AIM OF THE EXERCISE >> Among the records that follow, count the lines with the string "подведомственным"; report only that count.

Begin DATASET EXTRACT

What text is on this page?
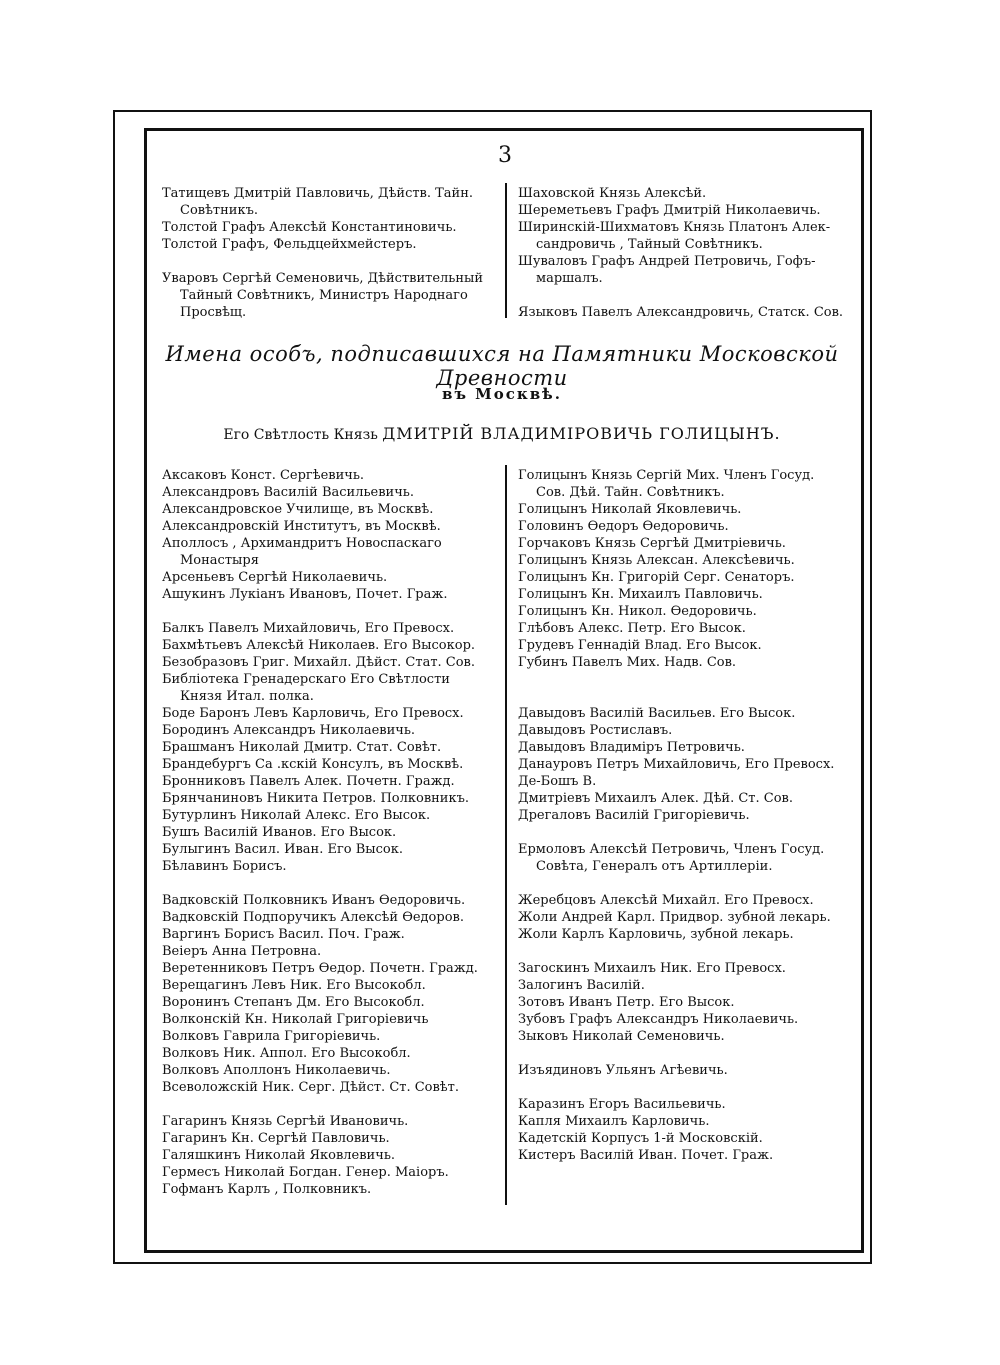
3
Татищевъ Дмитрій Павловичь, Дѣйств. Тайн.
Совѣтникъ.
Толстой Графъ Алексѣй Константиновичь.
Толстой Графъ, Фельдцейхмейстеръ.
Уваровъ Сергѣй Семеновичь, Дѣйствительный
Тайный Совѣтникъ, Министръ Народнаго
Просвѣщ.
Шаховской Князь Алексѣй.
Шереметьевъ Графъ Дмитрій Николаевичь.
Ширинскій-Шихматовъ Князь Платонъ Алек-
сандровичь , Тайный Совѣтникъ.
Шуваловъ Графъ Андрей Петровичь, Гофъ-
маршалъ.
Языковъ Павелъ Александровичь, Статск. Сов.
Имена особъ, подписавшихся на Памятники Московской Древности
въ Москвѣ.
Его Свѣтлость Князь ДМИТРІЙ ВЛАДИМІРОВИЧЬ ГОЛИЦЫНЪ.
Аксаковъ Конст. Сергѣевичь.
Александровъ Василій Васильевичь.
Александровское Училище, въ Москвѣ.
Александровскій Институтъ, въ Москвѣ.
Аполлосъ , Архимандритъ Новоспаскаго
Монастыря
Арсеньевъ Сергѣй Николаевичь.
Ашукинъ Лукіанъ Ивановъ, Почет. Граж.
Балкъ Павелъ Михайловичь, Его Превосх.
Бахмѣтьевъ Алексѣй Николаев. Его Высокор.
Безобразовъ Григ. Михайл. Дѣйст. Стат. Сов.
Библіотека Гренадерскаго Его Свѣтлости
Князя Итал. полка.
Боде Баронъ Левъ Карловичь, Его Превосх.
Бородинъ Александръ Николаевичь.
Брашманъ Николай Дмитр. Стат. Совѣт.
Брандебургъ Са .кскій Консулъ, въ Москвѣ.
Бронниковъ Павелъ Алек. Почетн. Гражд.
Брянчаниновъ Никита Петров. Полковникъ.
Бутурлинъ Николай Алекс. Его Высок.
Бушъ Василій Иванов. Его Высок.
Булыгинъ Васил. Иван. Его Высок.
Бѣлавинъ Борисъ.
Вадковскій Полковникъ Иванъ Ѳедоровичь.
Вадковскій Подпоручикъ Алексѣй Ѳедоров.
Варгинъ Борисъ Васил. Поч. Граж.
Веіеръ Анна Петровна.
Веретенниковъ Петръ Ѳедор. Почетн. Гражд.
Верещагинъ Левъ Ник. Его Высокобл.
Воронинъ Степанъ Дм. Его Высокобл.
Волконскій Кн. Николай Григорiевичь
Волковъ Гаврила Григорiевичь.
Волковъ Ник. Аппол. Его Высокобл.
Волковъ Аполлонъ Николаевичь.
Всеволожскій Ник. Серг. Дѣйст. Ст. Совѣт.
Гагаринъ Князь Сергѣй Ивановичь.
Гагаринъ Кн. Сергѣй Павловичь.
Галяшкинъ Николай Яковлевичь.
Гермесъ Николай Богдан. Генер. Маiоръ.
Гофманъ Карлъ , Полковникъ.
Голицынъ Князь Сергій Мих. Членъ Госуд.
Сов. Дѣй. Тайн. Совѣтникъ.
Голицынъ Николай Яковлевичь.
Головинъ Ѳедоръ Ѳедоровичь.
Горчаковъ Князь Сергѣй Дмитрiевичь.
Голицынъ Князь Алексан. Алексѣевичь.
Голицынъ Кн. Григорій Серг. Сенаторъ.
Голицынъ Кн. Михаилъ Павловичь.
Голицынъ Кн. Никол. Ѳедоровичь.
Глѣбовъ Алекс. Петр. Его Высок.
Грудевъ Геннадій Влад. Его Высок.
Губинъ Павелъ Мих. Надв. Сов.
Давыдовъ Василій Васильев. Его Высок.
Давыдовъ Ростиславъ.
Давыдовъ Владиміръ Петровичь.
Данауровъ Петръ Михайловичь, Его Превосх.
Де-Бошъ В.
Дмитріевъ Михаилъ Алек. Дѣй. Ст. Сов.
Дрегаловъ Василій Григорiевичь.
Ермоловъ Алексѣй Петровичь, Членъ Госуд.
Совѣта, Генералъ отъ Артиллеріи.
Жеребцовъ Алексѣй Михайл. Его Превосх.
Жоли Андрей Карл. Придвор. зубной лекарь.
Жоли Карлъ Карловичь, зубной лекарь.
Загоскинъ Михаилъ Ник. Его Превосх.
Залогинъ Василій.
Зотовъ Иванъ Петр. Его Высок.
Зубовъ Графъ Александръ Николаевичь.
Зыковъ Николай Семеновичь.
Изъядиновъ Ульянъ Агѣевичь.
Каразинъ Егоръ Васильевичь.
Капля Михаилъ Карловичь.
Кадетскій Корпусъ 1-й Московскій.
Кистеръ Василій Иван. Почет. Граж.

End DATASET EXTRACT
Begin DATASET EXTRACT

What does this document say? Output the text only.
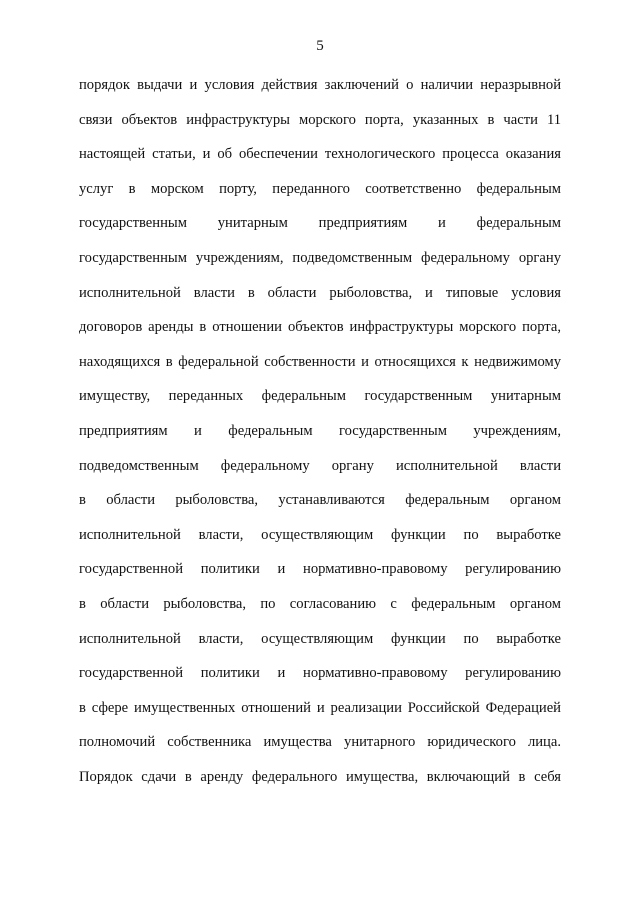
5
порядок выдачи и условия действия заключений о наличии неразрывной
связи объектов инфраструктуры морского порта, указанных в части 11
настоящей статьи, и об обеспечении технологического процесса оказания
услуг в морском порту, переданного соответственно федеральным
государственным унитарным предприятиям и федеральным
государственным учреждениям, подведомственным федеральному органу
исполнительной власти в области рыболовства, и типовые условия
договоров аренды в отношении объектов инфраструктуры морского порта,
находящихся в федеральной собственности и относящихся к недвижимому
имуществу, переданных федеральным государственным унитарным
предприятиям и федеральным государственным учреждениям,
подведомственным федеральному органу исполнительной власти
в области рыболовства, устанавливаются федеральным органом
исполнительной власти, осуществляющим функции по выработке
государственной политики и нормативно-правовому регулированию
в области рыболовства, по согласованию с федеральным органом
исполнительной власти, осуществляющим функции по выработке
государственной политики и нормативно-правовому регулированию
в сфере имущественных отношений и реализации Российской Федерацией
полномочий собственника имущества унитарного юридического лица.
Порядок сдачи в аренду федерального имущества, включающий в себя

End DATASET EXTRACT

RESULT BELOW >> 2